===== Exercise materials =====

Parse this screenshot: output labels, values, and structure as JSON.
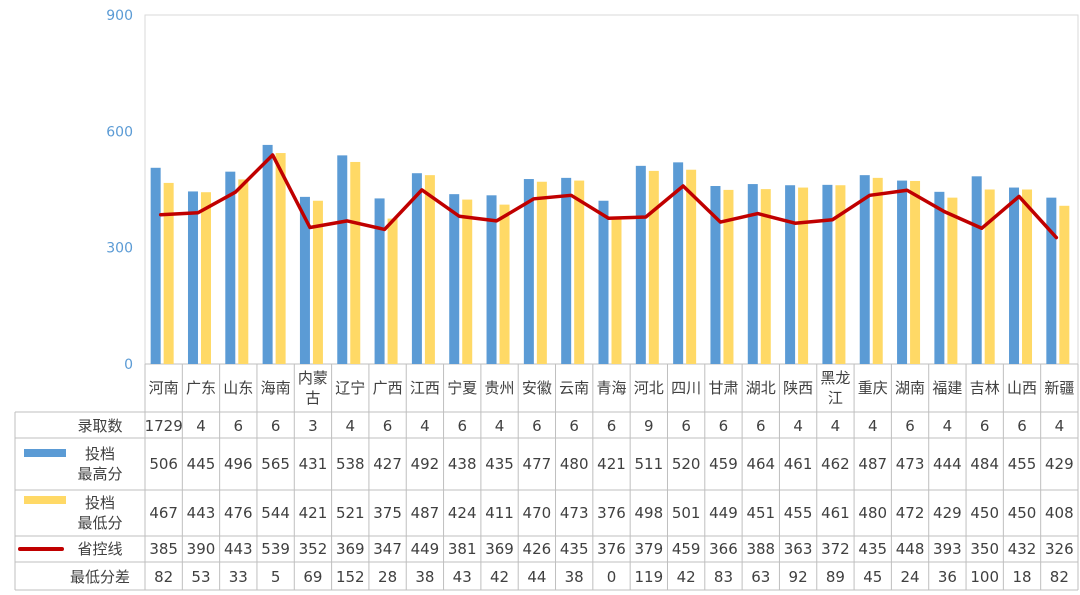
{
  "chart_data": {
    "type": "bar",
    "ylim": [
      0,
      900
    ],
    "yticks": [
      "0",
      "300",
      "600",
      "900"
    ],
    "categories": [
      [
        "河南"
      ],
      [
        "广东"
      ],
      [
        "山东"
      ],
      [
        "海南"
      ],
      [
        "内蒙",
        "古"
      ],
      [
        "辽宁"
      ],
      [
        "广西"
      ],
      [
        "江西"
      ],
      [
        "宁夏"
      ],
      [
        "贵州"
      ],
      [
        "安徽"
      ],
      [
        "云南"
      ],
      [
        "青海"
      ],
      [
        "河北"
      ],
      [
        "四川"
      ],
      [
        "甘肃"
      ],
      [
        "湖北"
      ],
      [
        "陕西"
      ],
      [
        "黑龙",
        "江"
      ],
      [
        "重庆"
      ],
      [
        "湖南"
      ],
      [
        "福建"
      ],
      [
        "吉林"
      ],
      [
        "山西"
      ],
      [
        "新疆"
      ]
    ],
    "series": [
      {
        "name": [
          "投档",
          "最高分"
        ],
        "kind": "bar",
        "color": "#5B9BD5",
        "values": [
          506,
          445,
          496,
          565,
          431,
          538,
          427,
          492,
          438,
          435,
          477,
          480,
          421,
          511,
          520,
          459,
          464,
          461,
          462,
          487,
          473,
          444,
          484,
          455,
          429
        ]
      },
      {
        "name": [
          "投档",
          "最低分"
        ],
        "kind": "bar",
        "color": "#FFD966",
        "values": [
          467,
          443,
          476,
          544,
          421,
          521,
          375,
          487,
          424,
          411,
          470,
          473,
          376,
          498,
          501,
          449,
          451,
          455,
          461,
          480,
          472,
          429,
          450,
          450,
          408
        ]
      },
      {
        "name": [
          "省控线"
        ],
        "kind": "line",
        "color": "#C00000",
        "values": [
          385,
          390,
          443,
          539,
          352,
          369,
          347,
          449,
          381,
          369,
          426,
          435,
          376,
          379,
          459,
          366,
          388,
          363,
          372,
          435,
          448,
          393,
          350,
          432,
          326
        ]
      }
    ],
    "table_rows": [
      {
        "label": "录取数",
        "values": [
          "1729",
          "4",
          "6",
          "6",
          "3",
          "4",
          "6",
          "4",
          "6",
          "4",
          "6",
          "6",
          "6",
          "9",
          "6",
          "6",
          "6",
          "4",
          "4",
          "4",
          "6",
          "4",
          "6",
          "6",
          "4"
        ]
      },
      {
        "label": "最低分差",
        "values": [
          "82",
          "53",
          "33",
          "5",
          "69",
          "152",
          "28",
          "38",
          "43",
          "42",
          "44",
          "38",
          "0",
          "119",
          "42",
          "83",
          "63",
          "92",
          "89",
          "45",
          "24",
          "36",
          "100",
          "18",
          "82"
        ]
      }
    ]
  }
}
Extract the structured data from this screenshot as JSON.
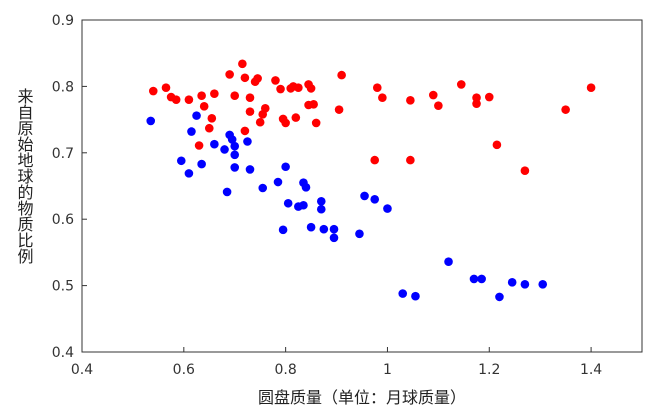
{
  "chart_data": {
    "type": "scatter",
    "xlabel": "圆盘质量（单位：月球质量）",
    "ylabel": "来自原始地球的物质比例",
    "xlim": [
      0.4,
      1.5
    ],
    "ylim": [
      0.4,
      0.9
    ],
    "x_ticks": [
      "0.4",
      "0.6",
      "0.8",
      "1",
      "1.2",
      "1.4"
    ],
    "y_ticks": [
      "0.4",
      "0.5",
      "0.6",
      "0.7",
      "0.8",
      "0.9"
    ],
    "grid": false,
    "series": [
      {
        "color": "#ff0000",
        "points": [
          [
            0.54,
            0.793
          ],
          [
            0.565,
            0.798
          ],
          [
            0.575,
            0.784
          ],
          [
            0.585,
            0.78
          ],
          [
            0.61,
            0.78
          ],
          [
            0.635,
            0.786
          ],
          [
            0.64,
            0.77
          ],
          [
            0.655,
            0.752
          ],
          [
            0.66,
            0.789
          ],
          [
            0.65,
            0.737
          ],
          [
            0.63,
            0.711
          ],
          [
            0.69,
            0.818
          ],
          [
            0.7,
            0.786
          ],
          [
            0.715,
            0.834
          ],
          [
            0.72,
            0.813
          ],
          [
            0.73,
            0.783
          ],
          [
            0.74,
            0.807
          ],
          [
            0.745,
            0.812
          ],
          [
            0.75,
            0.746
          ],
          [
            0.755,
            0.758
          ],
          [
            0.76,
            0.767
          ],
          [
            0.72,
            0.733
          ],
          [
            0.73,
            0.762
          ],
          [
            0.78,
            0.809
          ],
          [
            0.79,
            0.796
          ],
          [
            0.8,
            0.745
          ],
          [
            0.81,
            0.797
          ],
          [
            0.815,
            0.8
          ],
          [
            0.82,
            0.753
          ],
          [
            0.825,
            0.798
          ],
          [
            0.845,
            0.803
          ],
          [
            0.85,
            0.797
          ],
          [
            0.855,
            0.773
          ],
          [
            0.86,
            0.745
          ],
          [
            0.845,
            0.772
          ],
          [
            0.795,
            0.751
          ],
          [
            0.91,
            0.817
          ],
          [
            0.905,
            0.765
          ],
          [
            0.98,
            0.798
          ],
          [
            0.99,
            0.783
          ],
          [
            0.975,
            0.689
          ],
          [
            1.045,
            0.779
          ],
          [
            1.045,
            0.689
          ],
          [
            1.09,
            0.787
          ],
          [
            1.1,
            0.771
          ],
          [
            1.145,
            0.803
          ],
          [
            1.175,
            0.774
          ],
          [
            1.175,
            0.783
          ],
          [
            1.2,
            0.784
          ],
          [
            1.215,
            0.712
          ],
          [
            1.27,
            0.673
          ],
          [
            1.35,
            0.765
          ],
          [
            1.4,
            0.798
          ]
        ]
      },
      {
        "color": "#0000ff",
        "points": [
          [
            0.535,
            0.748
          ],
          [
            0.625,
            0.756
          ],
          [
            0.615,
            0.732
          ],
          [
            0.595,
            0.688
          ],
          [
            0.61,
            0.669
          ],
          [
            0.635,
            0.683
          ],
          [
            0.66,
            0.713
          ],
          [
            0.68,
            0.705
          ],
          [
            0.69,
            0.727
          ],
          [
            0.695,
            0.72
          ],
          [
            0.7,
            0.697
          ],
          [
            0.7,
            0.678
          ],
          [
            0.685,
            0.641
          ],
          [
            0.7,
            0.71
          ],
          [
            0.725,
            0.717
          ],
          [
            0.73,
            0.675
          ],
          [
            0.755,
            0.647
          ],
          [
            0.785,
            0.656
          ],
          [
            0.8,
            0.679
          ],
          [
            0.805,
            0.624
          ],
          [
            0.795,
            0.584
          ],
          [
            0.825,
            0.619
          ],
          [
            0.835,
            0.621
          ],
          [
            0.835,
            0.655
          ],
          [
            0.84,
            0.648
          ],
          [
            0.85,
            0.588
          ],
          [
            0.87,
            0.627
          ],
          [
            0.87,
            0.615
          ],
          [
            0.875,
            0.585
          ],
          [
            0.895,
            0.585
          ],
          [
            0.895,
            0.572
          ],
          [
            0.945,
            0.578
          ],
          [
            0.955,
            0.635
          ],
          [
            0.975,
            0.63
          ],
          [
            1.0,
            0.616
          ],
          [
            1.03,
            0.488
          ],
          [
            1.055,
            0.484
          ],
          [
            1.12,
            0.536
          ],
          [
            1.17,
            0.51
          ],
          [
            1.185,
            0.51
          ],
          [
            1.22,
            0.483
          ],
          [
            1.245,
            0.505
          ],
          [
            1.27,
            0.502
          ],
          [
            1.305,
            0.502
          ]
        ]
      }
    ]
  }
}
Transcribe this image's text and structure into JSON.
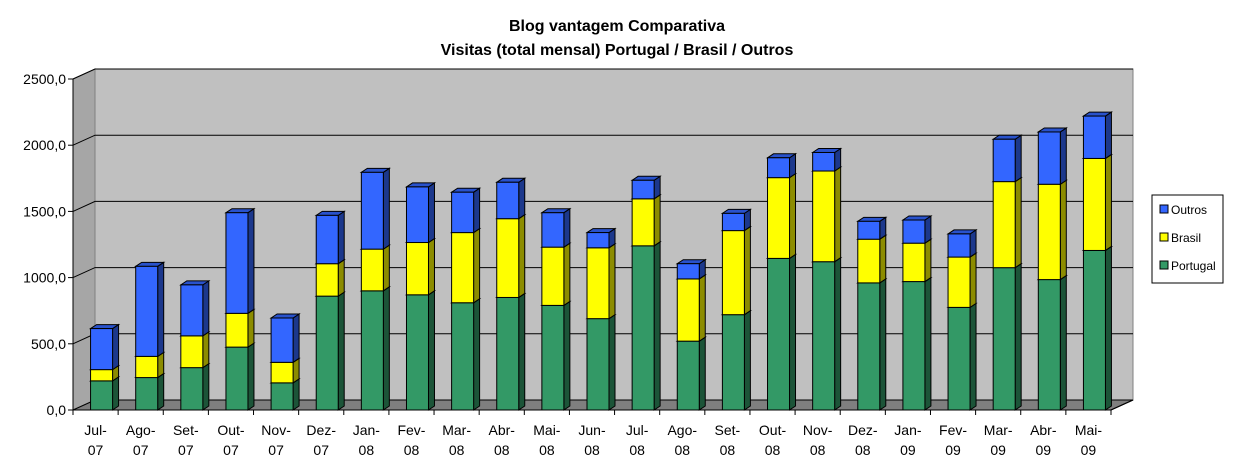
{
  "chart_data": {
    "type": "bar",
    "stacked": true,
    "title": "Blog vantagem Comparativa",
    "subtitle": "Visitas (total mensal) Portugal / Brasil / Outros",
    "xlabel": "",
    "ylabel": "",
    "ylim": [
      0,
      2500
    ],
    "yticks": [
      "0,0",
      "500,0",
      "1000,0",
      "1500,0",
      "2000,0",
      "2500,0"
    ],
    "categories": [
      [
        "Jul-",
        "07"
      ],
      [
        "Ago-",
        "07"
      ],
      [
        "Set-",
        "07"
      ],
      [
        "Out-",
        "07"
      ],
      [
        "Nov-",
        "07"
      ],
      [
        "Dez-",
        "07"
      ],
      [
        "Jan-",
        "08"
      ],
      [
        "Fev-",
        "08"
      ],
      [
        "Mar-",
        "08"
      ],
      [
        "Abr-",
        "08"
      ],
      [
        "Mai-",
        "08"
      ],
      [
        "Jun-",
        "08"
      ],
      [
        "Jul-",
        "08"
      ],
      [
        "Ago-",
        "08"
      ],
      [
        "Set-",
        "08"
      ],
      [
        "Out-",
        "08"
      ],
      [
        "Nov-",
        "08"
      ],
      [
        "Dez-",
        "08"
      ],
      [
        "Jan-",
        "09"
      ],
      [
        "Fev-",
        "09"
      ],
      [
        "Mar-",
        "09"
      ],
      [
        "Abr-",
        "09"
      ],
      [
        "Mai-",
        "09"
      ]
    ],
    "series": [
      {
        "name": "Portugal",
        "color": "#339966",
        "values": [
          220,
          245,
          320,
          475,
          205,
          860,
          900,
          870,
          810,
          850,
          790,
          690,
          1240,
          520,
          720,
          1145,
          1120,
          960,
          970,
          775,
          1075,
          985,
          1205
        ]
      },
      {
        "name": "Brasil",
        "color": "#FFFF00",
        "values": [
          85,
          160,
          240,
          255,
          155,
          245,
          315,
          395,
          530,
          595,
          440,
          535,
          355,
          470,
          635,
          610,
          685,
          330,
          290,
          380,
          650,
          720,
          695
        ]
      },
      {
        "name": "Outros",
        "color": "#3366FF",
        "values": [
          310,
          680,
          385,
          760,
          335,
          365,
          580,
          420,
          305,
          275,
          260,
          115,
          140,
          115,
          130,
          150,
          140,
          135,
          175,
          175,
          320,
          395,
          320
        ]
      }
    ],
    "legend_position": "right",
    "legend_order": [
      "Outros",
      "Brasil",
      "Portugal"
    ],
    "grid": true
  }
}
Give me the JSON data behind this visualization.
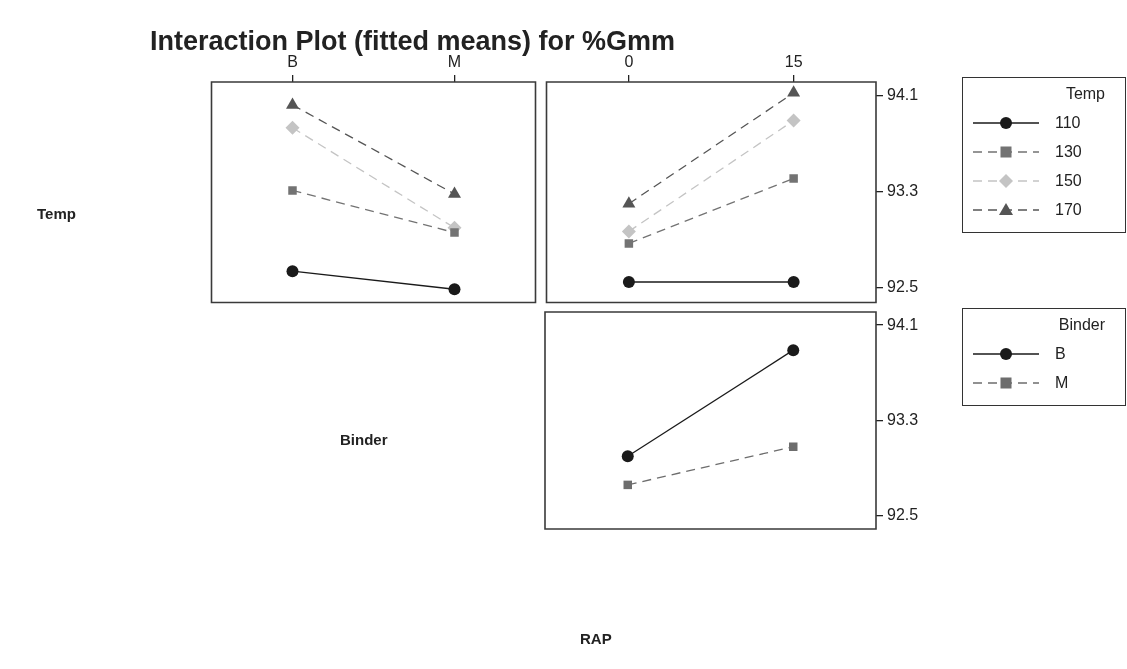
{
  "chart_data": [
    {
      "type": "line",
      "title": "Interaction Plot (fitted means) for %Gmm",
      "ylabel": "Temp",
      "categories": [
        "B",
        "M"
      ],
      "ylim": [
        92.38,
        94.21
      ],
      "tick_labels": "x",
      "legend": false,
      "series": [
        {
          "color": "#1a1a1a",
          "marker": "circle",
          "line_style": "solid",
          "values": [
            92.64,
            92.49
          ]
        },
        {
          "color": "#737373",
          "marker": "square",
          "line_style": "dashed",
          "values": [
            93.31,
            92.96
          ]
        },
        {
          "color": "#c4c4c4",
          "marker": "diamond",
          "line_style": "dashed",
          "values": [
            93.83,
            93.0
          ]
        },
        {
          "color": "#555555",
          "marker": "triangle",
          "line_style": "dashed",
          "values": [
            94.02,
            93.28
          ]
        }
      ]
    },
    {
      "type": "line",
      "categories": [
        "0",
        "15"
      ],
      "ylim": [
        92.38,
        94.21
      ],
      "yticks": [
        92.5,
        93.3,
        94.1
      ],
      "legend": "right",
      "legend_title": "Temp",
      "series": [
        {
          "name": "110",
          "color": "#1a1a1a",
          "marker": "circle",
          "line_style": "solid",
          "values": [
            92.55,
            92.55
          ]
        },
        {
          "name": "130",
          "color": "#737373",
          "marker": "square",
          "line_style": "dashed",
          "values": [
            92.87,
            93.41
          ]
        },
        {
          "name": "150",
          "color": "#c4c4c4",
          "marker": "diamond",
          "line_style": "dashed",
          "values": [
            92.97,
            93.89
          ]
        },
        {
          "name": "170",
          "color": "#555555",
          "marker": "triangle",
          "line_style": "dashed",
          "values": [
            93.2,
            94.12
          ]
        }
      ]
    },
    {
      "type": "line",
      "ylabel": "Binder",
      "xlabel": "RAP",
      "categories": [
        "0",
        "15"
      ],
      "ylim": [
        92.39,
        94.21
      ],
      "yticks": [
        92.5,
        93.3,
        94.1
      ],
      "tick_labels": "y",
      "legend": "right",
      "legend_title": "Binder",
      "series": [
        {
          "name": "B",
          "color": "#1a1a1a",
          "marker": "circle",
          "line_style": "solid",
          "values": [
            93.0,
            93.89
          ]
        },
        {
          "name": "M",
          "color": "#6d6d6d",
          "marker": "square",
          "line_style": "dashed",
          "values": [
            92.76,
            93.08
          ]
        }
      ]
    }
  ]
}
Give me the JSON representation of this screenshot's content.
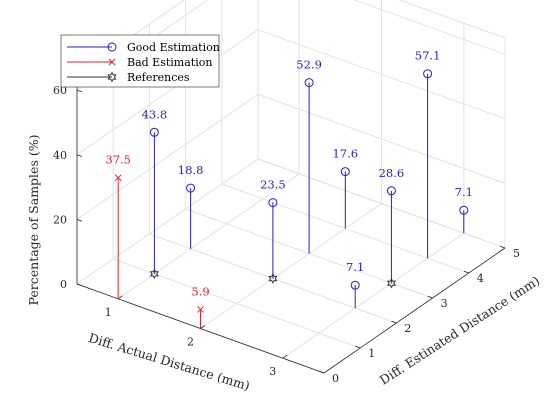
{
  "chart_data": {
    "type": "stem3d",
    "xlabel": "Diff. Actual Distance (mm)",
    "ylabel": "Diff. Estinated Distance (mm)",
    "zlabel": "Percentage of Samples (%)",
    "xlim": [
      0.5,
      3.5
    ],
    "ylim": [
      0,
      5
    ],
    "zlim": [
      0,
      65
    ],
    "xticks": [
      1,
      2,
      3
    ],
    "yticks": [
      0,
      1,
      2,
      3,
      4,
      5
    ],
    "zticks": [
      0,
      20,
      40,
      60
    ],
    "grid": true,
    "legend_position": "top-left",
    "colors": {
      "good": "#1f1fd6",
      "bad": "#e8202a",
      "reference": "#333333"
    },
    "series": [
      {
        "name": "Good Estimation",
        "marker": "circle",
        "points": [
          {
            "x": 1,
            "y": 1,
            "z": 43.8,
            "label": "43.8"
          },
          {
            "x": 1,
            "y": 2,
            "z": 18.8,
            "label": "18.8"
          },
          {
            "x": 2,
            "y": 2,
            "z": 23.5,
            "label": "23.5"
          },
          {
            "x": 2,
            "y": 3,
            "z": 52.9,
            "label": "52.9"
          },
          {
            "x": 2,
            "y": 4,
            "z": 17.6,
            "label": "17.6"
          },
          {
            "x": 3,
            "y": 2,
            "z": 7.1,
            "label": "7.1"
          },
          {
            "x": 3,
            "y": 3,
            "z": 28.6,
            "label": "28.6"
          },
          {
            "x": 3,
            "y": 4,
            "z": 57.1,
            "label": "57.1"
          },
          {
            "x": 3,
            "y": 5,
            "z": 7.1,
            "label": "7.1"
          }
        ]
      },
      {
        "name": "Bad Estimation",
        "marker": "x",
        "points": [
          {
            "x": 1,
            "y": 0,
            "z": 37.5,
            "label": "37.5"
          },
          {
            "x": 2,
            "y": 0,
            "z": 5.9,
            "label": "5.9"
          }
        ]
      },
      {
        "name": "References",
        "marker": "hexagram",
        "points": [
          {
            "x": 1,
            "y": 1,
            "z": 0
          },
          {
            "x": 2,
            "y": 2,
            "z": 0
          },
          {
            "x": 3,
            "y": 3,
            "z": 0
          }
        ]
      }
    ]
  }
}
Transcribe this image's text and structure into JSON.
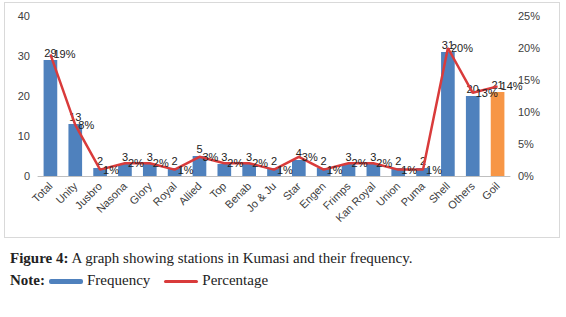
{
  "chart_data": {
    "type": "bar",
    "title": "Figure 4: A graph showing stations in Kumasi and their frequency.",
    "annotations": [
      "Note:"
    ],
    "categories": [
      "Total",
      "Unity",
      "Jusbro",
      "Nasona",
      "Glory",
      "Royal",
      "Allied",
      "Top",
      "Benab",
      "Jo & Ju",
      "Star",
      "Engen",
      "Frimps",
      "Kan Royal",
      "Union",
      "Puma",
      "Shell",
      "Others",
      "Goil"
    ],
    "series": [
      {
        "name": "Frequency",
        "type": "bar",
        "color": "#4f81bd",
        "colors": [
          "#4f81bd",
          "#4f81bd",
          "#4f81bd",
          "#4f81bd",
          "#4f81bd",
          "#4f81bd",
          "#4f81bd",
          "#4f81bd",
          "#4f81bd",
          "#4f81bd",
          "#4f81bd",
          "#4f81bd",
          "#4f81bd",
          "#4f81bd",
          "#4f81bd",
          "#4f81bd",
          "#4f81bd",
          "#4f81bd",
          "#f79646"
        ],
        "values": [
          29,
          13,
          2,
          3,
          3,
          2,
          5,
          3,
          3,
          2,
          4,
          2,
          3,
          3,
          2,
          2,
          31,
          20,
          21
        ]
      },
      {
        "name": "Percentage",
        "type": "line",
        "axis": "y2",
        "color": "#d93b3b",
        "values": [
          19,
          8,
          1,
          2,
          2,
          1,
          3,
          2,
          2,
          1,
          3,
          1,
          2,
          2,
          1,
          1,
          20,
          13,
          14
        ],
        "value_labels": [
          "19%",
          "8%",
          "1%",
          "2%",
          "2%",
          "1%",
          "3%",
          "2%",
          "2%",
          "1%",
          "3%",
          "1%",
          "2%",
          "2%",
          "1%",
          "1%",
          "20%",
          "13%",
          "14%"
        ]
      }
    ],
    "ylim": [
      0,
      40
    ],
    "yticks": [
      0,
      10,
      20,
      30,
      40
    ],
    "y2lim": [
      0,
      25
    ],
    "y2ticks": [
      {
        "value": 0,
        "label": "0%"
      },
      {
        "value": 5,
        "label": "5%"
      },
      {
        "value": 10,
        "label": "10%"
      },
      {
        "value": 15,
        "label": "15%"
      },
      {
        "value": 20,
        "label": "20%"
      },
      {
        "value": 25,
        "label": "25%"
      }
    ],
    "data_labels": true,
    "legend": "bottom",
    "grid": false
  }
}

=====

▶ _Task details_
Lines of the material that contain the word "Brasil" are to be gathered.

▶ _Output of the exercise_
    "subtitle": "Visitas (total mensal) Portugal / Brasil / Outros",
        "name": "Brasil",
      "Brasil",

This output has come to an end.